:: Set exercise ::
Below is the data. Give it again, complete and exact.

:: Provided entries ::
========

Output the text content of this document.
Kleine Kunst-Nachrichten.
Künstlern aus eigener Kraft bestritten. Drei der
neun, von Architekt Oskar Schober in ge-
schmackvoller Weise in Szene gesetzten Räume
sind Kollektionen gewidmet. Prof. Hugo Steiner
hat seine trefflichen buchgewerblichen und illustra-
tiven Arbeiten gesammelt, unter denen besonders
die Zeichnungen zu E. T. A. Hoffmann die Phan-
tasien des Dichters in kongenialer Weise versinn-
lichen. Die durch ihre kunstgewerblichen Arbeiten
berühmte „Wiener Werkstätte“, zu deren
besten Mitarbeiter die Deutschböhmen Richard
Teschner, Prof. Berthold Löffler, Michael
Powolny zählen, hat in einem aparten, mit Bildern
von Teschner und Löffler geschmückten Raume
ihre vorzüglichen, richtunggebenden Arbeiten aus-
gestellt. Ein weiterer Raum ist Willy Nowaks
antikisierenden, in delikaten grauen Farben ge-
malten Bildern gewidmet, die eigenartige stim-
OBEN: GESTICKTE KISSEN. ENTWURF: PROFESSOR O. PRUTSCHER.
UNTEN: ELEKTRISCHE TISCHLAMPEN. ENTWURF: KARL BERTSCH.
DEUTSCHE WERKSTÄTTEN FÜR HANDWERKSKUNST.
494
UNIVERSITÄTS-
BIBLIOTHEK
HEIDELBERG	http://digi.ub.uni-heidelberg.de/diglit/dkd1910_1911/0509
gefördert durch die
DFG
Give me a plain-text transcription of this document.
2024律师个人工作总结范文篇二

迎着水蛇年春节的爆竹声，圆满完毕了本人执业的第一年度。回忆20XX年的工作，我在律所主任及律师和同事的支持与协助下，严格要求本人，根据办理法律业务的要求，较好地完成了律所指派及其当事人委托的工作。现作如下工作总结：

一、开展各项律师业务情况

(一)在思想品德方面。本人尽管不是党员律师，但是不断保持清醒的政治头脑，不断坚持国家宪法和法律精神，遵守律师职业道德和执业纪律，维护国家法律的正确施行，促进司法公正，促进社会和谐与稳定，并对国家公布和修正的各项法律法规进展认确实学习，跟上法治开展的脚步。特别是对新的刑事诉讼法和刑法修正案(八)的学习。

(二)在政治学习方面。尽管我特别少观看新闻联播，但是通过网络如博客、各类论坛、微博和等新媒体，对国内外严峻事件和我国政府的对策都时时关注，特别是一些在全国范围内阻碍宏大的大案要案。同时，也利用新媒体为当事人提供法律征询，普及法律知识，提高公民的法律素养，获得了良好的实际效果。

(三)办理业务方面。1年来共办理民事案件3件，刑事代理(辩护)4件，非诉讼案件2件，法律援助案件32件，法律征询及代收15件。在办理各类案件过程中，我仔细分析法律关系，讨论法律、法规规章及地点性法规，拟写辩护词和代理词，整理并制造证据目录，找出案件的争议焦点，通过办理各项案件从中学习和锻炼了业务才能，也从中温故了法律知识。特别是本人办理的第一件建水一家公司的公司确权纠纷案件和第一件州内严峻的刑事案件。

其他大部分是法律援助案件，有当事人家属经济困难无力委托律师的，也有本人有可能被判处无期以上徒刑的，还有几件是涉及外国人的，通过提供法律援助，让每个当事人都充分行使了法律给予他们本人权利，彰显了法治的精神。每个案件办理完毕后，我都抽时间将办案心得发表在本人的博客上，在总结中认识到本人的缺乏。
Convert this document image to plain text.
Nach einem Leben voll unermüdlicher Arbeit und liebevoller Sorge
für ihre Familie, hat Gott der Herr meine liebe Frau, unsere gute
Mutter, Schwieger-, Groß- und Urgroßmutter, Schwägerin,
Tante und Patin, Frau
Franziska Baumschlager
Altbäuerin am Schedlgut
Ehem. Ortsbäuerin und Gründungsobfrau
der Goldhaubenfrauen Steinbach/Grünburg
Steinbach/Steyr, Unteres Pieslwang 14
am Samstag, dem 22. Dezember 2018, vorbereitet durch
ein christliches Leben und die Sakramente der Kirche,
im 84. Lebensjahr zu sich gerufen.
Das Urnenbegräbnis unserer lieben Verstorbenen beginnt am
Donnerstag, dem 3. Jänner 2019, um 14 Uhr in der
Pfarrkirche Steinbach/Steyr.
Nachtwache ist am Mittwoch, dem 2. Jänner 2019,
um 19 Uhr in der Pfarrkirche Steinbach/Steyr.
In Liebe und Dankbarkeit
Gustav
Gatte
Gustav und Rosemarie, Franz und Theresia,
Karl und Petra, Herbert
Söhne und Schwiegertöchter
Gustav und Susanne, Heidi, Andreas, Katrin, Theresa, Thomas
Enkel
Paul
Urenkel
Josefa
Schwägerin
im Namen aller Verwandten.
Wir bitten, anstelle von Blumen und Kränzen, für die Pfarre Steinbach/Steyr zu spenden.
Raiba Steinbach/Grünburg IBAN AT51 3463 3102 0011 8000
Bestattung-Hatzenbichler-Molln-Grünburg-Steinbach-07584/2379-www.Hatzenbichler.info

========

:: Answer to this task ::
Output the text content of this document.
Kleine Kunst-Nachrichten.
Künstlern aus eigener Kraft bestritten. Drei der
neun, von Architekt Oskar Schober in ge-
schmackvoller Weise in Szene gesetzten Räume
sind Kollektionen gewidmet. Prof. Hugo Steiner
hat seine trefflichen buchgewerblichen und illustra-
tiven Arbeiten gesammelt, unter denen besonders
die Zeichnungen zu E. T. A. Hoffmann die Phan-
tasien des Dichters in kongenialer Weise versinn-
lichen. Die durch ihre kunstgewerblichen Arbeiten
berühmte „Wiener Werkstätte“, zu deren
besten Mitarbeiter die Deutschböhmen Richard
Teschner, Prof. Berthold Löffler, Michael
Powolny zählen, hat in einem aparten, mit Bildern
von Teschner und Löffler geschmückten Raume
ihre vorzüglichen, richtunggebenden Arbeiten aus-
gestellt. Ein weiterer Raum ist Willy Nowaks
antikisierenden, in delikaten grauen Farben ge-
malten Bildern gewidmet, die eigenartige stim-
OBEN: GESTICKTE KISSEN. ENTWURF: PROFESSOR O. PRUTSCHER.
UNTEN: ELEKTRISCHE TISCHLAMPEN. ENTWURF: KARL BERTSCH.
DEUTSCHE WERKSTÄTTEN FÜR HANDWERKSKUNST.
494
UNIVERSITÄTS-
BIBLIOTHEK
HEIDELBERG	http://digi.ub.uni-heidelberg.de/diglit/dkd1910_1911/0509
gefördert durch die
DFG
Give me a plain-text transcription of this document.
2024律师个人工作总结范文篇二

迎着水蛇年春节的爆竹声，圆满完毕了本人执业的第一年度。回忆20XX年的工作，我在律所主任及律师和同事的支持与协助下，严格要求本人，根据办理法律业务的要求，较好地完成了律所指派及其当事人委托的工作。现作如下工作总结：

一、开展各项律师业务情况

(一)在思想品德方面。本人尽管不是党员律师，但是不断保持清醒的政治头脑，不断坚持国家宪法和法律精神，遵守律师职业道德和执业纪律，维护国家法律的正确施行，促进司法公正，促进社会和谐与稳定，并对国家公布和修正的各项法律法规进展认确实学习，跟上法治开展的脚步。特别是对新的刑事诉讼法和刑法修正案(八)的学习。

(二)在政治学习方面。尽管我特别少观看新闻联播，但是通过网络如博客、各类论坛、微博和等新媒体，对国内外严峻事件和我国政府的对策都时时关注，特别是一些在全国范围内阻碍宏大的大案要案。同时，也利用新媒体为当事人提供法律征询，普及法律知识，提高公民的法律素养，获得了良好的实际效果。

(三)办理业务方面。1年来共办理民事案件3件，刑事代理(辩护)4件，非诉讼案件2件，法律援助案件32件，法律征询及代收15件。在办理各类案件过程中，我仔细分析法律关系，讨论法律、法规规章及地点性法规，拟写辩护词和代理词，整理并制造证据目录，找出案件的争议焦点，通过办理各项案件从中学习和锻炼了业务才能，也从中温故了法律知识。特别是本人办理的第一件建水一家公司的公司确权纠纷案件和第一件州内严峻的刑事案件。

其他大部分是法律援助案件，有当事人家属经济困难无力委托律师的，也有本人有可能被判处无期以上徒刑的，还有几件是涉及外国人的，通过提供法律援助，让每个当事人都充分行使了法律给予他们本人权利，彰显了法治的精神。每个案件办理完毕后，我都抽时间将办案心得发表在本人的博客上，在总结中认识到本人的缺乏。
Convert this document image to plain text.
Nach einem Leben voll unermüdlicher Arbeit und liebevoller Sorge
für ihre Familie, hat Gott der Herr meine liebe Frau, unsere gute
Mutter, Schwieger-, Groß- und Urgroßmutter, Schwägerin,
Tante und Patin, Frau
Franziska Baumschlager
Altbäuerin am Schedlgut
Ehem. Ortsbäuerin und Gründungsobfrau
der Goldhaubenfrauen Steinbach/Grünburg
Steinbach/Steyr, Unteres Pieslwang 14
am Samstag, dem 22. Dezember 2018, vorbereitet durch
ein christliches Leben und die Sakramente der Kirche,
im 84. Lebensjahr zu sich gerufen.
Das Urnenbegräbnis unserer lieben Verstorbenen beginnt am
Donnerstag, dem 3. Jänner 2019, um 14 Uhr in der
Pfarrkirche Steinbach/Steyr.
Nachtwache ist am Mittwoch, dem 2. Jänner 2019,
um 19 Uhr in der Pfarrkirche Steinbach/Steyr.
In Liebe und Dankbarkeit
Gustav
Gatte
Gustav und Rosemarie, Franz und Theresia,
Karl und Petra, Herbert
Söhne und Schwiegertöchter
Gustav und Susanne, Heidi, Andreas, Katrin, Theresa, Thomas
Enkel
Paul
Urenkel
Josefa
Schwägerin
im Namen aller Verwandten.
Wir bitten, anstelle von Blumen und Kränzen, für die Pfarre Steinbach/Steyr zu spenden.
Raiba Steinbach/Grünburg IBAN AT51 3463 3102 0011 8000
Bestattung-Hatzenbichler-Molln-Grünburg-Steinbach-07584/2379-www.Hatzenbichler.info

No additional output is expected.